- [TASK BRIEF]:
Take the records underneath and set them down exactly.

- [ITEMS]:

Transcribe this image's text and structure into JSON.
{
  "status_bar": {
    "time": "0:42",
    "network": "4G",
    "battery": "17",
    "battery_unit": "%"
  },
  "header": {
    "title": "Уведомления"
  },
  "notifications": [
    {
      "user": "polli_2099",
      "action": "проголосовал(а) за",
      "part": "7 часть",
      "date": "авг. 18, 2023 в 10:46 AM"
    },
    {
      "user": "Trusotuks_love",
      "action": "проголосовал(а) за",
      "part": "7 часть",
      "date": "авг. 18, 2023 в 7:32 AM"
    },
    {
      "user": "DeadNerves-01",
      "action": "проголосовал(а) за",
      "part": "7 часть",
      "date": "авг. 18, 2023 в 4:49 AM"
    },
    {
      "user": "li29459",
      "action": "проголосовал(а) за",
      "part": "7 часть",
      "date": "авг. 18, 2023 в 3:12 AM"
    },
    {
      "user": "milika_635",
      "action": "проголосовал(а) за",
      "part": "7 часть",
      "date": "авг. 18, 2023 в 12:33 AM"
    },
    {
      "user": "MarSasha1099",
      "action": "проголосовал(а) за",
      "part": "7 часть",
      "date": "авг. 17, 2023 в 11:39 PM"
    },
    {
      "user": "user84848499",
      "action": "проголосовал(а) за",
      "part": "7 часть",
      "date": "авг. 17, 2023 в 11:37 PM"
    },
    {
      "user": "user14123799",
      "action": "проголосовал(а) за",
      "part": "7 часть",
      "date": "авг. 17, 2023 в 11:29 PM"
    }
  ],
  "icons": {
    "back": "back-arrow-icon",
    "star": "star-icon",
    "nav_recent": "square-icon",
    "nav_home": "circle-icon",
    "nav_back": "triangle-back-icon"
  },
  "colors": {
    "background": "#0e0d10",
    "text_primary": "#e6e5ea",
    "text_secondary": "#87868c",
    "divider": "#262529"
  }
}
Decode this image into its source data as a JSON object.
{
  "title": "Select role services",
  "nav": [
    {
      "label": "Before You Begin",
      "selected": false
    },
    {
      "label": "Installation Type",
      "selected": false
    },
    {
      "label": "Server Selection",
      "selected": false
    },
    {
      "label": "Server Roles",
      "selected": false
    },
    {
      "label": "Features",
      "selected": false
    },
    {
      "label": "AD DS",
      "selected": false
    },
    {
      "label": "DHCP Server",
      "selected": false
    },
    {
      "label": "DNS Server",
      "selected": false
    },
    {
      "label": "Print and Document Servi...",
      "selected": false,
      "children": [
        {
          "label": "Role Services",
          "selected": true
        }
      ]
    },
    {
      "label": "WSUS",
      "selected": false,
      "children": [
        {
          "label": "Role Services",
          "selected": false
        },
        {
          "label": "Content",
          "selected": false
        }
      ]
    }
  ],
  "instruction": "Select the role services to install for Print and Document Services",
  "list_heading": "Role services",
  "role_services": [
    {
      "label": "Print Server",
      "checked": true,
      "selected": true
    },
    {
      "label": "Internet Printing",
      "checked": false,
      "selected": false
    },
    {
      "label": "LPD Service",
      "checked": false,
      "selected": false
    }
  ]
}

- [ANSWER TO THIS EXERCISE]:
Transcribe this image's text and structure into JSON.
{
  "status_bar": {
    "time": "0:42",
    "network": "4G",
    "battery": "17",
    "battery_unit": "%"
  },
  "header": {
    "title": "Уведомления"
  },
  "notifications": [
    {
      "user": "polli_2099",
      "action": "проголосовал(а) за",
      "part": "7 часть",
      "date": "авг. 18, 2023 в 10:46 AM"
    },
    {
      "user": "Trusotuks_love",
      "action": "проголосовал(а) за",
      "part": "7 часть",
      "date": "авг. 18, 2023 в 7:32 AM"
    },
    {
      "user": "DeadNerves-01",
      "action": "проголосовал(а) за",
      "part": "7 часть",
      "date": "авг. 18, 2023 в 4:49 AM"
    },
    {
      "user": "li29459",
      "action": "проголосовал(а) за",
      "part": "7 часть",
      "date": "авг. 18, 2023 в 3:12 AM"
    },
    {
      "user": "milika_635",
      "action": "проголосовал(а) за",
      "part": "7 часть",
      "date": "авг. 18, 2023 в 12:33 AM"
    },
    {
      "user": "MarSasha1099",
      "action": "проголосовал(а) за",
      "part": "7 часть",
      "date": "авг. 17, 2023 в 11:39 PM"
    },
    {
      "user": "user84848499",
      "action": "проголосовал(а) за",
      "part": "7 часть",
      "date": "авг. 17, 2023 в 11:37 PM"
    },
    {
      "user": "user14123799",
      "action": "проголосовал(а) за",
      "part": "7 часть",
      "date": "авг. 17, 2023 в 11:29 PM"
    }
  ],
  "icons": {
    "back": "back-arrow-icon",
    "star": "star-icon",
    "nav_recent": "square-icon",
    "nav_home": "circle-icon",
    "nav_back": "triangle-back-icon"
  },
  "colors": {
    "background": "#0e0d10",
    "text_primary": "#e6e5ea",
    "text_secondary": "#87868c",
    "divider": "#262529"
  }
}
Decode this image into its source data as a JSON object.
{
  "title": "Select role services",
  "nav": [
    {
      "label": "Before You Begin",
      "selected": false
    },
    {
      "label": "Installation Type",
      "selected": false
    },
    {
      "label": "Server Selection",
      "selected": false
    },
    {
      "label": "Server Roles",
      "selected": false
    },
    {
      "label": "Features",
      "selected": false
    },
    {
      "label": "AD DS",
      "selected": false
    },
    {
      "label": "DHCP Server",
      "selected": false
    },
    {
      "label": "DNS Server",
      "selected": false
    },
    {
      "label": "Print and Document Servi...",
      "selected": false,
      "children": [
        {
          "label": "Role Services",
          "selected": true
        }
      ]
    },
    {
      "label": "WSUS",
      "selected": false,
      "children": [
        {
          "label": "Role Services",
          "selected": false
        },
        {
          "label": "Content",
          "selected": false
        }
      ]
    }
  ],
  "instruction": "Select the role services to install for Print and Document Services",
  "list_heading": "Role services",
  "role_services": [
    {
      "label": "Print Server",
      "checked": true,
      "selected": true
    },
    {
      "label": "Internet Printing",
      "checked": false,
      "selected": false
    },
    {
      "label": "LPD Service",
      "checked": false,
      "selected": false
    }
  ]
}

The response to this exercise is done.